>> START Dataset content

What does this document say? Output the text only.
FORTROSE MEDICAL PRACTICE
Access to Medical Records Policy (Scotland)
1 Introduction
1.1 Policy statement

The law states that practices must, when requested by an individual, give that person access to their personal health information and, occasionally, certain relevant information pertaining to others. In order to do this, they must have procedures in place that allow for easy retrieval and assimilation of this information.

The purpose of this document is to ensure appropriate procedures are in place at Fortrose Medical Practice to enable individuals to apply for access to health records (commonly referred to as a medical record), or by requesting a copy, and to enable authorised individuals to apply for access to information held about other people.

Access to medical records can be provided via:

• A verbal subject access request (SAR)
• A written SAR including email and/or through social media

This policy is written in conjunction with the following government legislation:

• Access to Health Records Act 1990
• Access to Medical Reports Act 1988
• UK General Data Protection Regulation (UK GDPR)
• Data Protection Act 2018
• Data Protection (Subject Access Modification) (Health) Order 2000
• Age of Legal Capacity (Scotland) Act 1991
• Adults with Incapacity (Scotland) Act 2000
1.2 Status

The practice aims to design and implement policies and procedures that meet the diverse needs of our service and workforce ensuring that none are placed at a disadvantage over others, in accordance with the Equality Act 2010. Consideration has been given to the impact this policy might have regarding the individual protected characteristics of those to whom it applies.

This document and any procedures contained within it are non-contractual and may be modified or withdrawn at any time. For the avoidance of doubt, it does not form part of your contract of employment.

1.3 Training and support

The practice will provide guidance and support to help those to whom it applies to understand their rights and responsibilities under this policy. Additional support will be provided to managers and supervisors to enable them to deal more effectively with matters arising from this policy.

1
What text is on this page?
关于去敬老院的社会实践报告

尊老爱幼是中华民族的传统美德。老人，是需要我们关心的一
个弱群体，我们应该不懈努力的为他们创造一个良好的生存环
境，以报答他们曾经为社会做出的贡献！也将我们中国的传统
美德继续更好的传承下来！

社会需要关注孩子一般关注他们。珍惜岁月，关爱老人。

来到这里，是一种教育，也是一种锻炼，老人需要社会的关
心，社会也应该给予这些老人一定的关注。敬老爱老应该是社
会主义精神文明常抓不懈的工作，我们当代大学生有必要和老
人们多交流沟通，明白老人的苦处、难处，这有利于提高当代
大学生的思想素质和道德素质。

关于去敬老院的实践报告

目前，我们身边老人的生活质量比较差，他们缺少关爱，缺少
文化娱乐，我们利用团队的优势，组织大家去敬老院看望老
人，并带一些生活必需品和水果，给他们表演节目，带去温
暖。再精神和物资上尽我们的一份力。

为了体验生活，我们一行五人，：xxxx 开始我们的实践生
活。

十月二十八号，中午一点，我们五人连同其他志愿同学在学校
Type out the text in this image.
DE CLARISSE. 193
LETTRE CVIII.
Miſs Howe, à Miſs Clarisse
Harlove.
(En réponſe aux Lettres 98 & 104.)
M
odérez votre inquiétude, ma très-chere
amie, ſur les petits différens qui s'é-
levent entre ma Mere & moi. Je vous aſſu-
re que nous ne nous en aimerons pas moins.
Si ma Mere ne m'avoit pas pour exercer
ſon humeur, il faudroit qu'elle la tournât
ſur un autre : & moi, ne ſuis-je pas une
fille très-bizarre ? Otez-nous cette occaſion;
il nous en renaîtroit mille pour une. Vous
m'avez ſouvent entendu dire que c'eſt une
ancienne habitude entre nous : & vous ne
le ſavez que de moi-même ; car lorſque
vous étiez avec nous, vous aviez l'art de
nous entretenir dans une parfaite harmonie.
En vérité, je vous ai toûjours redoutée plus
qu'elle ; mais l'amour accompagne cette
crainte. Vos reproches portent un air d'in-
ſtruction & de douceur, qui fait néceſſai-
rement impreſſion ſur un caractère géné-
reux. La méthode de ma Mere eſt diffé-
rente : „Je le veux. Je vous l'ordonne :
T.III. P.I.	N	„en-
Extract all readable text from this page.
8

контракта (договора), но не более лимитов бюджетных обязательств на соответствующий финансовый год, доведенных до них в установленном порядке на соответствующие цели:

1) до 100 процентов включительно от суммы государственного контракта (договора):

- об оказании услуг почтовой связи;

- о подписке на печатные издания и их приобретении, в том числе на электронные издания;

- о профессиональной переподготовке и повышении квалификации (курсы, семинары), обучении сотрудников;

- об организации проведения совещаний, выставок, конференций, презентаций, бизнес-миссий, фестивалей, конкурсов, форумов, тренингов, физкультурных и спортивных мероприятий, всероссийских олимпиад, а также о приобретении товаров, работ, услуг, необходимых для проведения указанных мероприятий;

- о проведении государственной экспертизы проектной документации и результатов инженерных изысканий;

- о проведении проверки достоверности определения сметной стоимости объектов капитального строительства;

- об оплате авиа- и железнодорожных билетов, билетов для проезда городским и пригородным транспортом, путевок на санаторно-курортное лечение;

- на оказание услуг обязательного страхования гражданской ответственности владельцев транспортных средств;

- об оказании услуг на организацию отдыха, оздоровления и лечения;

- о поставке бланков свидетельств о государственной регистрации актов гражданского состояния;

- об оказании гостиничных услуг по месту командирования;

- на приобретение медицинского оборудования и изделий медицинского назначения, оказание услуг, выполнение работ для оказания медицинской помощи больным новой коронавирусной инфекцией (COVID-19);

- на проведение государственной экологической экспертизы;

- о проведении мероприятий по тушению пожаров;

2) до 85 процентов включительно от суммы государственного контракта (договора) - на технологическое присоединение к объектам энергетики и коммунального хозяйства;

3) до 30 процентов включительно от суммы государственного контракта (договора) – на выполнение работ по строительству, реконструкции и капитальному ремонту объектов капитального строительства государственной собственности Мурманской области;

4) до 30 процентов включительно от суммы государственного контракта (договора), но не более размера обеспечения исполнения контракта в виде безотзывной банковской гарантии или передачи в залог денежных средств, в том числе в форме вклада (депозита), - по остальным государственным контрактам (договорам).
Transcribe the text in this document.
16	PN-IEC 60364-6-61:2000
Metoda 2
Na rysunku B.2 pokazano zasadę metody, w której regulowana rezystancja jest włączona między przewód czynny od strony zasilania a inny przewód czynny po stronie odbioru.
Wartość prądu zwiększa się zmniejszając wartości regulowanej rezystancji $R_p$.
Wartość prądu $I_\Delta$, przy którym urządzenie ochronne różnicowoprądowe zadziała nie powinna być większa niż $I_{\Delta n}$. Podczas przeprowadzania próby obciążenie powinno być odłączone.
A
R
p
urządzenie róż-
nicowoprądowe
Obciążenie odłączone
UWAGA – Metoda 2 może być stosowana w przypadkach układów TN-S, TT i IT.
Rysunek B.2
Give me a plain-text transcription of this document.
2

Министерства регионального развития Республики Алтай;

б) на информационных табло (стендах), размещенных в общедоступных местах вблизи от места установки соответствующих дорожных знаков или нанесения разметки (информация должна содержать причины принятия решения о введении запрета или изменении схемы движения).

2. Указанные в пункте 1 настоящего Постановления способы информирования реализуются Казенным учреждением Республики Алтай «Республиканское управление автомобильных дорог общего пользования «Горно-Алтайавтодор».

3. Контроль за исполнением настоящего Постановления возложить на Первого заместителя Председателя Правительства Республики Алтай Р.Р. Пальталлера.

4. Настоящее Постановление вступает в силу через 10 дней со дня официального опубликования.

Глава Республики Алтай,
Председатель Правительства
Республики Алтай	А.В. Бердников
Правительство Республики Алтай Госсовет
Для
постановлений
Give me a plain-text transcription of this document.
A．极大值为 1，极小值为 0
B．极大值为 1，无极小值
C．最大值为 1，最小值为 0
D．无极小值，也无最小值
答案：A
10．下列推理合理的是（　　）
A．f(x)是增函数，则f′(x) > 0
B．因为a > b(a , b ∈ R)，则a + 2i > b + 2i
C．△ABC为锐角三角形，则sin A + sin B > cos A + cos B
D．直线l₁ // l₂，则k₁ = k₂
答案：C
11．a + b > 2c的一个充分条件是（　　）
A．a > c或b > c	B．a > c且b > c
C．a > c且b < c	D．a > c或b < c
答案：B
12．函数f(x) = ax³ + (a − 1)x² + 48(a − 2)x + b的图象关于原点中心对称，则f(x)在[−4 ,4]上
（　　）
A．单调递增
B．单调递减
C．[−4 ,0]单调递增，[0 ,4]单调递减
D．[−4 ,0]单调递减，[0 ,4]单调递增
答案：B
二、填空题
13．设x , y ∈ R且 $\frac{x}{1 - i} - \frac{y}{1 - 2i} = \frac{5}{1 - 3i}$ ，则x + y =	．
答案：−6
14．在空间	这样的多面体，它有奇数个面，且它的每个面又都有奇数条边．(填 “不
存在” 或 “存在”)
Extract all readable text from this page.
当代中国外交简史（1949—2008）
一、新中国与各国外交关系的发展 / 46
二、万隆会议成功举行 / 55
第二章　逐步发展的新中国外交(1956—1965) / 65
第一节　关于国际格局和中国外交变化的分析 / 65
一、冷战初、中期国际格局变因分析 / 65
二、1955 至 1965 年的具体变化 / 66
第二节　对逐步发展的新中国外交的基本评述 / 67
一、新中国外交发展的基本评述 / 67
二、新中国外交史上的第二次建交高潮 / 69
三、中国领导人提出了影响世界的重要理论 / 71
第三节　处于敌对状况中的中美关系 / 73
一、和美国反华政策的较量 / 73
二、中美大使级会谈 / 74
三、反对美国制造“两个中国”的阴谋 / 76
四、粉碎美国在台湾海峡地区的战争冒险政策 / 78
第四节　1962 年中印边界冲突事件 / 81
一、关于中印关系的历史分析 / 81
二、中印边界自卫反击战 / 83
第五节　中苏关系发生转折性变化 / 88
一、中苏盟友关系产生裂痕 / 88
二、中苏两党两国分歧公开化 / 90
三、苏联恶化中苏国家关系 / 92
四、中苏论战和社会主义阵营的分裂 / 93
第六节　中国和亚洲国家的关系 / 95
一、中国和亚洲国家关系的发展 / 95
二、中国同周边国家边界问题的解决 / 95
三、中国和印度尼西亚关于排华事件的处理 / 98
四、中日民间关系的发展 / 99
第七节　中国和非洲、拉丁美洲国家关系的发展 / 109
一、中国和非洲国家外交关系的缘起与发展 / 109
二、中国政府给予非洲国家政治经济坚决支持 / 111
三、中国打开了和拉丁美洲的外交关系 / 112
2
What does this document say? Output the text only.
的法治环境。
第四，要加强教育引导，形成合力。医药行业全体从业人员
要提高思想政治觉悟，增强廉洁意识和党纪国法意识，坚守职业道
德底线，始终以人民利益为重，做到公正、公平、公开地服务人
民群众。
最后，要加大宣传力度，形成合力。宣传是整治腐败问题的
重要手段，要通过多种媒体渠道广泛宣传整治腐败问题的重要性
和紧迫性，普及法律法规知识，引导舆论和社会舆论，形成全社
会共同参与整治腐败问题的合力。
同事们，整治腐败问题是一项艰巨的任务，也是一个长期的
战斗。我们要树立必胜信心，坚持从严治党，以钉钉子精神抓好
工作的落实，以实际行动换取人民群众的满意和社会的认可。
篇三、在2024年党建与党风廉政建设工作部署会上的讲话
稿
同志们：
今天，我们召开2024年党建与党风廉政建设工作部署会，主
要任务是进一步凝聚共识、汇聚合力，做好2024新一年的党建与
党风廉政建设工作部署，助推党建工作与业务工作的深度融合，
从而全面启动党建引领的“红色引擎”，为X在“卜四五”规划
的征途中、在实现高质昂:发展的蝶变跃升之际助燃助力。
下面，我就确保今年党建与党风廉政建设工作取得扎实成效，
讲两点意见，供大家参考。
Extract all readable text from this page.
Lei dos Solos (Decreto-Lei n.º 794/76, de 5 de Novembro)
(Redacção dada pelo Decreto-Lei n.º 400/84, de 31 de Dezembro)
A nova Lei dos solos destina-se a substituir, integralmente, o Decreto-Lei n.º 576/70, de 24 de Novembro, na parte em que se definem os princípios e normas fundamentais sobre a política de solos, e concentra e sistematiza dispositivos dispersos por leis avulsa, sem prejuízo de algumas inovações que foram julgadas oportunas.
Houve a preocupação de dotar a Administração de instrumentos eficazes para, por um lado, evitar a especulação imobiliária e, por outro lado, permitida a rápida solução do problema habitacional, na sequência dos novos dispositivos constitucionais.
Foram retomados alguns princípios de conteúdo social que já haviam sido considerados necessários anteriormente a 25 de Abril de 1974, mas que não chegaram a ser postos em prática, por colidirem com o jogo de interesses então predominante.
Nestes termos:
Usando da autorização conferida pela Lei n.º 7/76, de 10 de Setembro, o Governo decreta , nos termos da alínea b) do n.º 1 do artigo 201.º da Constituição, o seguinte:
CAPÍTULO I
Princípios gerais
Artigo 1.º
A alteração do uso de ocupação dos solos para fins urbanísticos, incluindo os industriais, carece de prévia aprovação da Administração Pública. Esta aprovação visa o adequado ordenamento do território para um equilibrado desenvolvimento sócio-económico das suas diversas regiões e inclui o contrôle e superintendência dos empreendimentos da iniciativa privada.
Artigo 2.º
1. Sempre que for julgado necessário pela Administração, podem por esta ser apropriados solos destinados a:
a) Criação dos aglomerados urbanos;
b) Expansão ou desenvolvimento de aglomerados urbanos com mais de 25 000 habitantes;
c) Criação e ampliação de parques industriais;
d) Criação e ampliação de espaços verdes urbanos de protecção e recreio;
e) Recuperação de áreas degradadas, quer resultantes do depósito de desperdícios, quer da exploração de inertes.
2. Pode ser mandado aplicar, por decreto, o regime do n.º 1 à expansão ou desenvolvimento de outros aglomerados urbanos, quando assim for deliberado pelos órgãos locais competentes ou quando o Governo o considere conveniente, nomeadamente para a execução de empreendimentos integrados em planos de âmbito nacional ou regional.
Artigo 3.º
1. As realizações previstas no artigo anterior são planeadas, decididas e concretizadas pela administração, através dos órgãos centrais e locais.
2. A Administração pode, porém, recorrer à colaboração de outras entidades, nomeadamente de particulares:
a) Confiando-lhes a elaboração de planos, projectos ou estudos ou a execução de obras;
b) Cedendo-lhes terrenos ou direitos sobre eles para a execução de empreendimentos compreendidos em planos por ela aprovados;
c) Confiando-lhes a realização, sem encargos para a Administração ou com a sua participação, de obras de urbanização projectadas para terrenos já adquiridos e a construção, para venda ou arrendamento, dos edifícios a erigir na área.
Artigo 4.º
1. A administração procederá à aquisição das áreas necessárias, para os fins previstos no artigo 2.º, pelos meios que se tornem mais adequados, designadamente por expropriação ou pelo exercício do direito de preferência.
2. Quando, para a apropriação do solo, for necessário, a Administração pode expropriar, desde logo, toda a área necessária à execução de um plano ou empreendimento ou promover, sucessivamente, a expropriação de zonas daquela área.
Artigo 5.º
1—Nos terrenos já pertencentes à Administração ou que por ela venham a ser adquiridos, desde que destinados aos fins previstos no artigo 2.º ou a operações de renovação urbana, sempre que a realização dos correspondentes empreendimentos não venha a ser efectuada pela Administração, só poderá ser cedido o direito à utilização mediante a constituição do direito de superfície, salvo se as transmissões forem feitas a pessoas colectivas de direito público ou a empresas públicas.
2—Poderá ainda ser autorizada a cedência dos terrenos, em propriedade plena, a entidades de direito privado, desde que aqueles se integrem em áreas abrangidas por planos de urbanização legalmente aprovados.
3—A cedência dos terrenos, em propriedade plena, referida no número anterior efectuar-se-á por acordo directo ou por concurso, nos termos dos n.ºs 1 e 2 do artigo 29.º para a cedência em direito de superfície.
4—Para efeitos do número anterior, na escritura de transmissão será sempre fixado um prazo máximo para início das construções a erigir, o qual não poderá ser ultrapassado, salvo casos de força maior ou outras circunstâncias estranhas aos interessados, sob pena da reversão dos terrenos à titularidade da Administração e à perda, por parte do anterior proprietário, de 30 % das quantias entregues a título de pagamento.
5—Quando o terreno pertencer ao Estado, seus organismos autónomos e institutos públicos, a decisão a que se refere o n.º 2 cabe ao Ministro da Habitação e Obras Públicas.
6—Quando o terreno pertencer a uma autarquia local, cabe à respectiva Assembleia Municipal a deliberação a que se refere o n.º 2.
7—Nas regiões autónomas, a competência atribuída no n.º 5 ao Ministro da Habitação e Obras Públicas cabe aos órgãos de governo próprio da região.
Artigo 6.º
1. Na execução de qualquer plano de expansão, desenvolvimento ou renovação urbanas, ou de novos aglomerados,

>> END Dataset content

Across the entries above, how many lines contain "Criação"? Provide only the count.

Solution below: 3